Records from a data source:
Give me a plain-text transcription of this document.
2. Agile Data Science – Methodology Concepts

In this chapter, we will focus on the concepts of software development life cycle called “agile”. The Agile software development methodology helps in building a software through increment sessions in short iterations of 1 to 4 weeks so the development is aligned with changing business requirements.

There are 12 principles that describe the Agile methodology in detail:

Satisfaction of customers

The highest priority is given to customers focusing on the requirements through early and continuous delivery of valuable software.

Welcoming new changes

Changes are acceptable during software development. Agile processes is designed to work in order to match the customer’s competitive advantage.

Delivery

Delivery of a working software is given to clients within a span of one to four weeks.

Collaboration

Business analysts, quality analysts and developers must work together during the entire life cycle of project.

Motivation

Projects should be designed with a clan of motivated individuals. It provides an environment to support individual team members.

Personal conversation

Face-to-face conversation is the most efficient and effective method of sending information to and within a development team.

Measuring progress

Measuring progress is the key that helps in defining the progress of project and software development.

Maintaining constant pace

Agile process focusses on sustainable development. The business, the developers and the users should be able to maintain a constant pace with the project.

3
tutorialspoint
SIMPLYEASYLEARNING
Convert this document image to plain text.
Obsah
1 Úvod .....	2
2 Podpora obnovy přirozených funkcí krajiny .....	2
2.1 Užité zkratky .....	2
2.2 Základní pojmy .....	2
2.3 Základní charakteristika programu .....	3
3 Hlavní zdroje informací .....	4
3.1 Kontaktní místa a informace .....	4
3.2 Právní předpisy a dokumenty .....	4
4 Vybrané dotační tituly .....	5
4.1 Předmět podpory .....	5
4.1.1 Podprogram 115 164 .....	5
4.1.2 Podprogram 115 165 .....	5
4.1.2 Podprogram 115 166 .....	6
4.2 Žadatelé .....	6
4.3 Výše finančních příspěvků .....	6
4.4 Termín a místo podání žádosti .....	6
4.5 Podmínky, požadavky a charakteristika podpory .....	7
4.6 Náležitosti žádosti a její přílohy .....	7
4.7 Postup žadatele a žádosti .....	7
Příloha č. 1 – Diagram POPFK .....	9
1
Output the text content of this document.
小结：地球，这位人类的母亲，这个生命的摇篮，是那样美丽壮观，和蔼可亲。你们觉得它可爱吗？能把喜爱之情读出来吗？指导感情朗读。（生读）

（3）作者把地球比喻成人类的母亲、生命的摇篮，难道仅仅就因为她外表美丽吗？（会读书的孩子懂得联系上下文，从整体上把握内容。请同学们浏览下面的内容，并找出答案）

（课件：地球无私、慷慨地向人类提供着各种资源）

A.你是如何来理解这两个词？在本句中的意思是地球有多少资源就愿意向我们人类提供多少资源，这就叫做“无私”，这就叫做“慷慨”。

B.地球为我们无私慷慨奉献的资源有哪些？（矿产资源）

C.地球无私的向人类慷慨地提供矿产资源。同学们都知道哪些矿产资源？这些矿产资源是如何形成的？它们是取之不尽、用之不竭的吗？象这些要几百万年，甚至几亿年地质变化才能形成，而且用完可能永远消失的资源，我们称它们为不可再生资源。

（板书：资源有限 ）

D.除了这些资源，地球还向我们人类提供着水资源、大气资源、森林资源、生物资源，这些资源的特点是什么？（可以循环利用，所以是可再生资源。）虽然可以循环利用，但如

TO DO: From the entries above, copy every line containing the word "Measuring".

ANSWER FOR THE TASK:
Measuring progress
Measuring progress is the key that helps in defining the progress of project and software development.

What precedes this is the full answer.